Stored records:
* BEGIN *
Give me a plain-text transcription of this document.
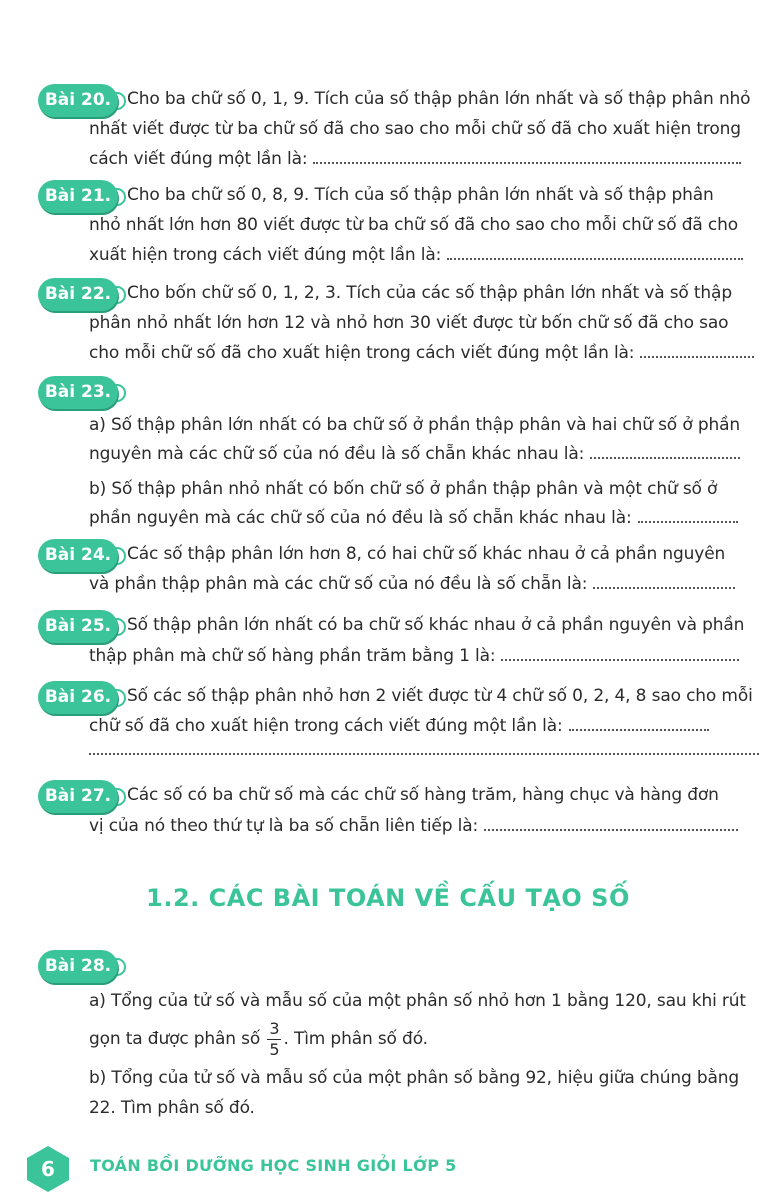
Bài 20. Cho ba chữ số 0, 1, 9. Tích của số thập phân lớn nhất và số thập phân nhỏ
nhất viết được từ ba chữ số đã cho sao cho mỗi chữ số đã cho xuất hiện trong
cách viết đúng một lần là:
Bài 21. Cho ba chữ số 0, 8, 9. Tích của số thập phân lớn nhất và số thập phân
nhỏ nhất lớn hơn 80 viết được từ ba chữ số đã cho sao cho mỗi chữ số đã cho
xuất hiện trong cách viết đúng một lần là:
Bài 22. Cho bốn chữ số 0, 1, 2, 3. Tích của các số thập phân lớn nhất và số thập
phân nhỏ nhất lớn hơn 12 và nhỏ hơn 30 viết được từ bốn chữ số đã cho sao
cho mỗi chữ số đã cho xuất hiện trong cách viết đúng một lần là:
Bài 23.
a) Số thập phân lớn nhất có ba chữ số ở phần thập phân và hai chữ số ở phần
nguyên mà các chữ số của nó đều là số chẵn khác nhau là:
b) Số thập phân nhỏ nhất có bốn chữ số ở phần thập phân và một chữ số ở
phần nguyên mà các chữ số của nó đều là số chẵn khác nhau là:
Bài 24. Các số thập phân lớn hơn 8, có hai chữ số khác nhau ở cả phần nguyên
và phần thập phân mà các chữ số của nó đều là số chẵn là:
Bài 25. Số thập phân lớn nhất có ba chữ số khác nhau ở cả phần nguyên và phần
thập phân mà chữ số hàng phần trăm bằng 1 là:
Bài 26. Số các số thập phân nhỏ hơn 2 viết được từ 4 chữ số 0, 2, 4, 8 sao cho mỗi
chữ số đã cho xuất hiện trong cách viết đúng một lần là:
Bài 27. Các số có ba chữ số mà các chữ số hàng trăm, hàng chục và hàng đơn
vị của nó theo thứ tự là ba số chẵn liên tiếp là:
1.2. CÁC BÀI TOÁN VỀ CẤU TẠO SỐ
Bài 28.
a) Tổng của tử số và mẫu số của một phân số nhỏ hơn 1 bằng 120, sau khi rút
gọn ta được phân số $\frac{3}{5}$ . Tìm phân số đó.
b) Tổng của tử số và mẫu số của một phân số bằng 92, hiệu giữa chúng bằng
22. Tìm phân số đó.
6	TOÁN BỒI DƯỠNG HỌC SINH GIỎI LỚP 5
* END *
### What the task requires
Go over the records above line by line and count those holding the word "Tích". Reply only with the number.

### Answer to the exercise
3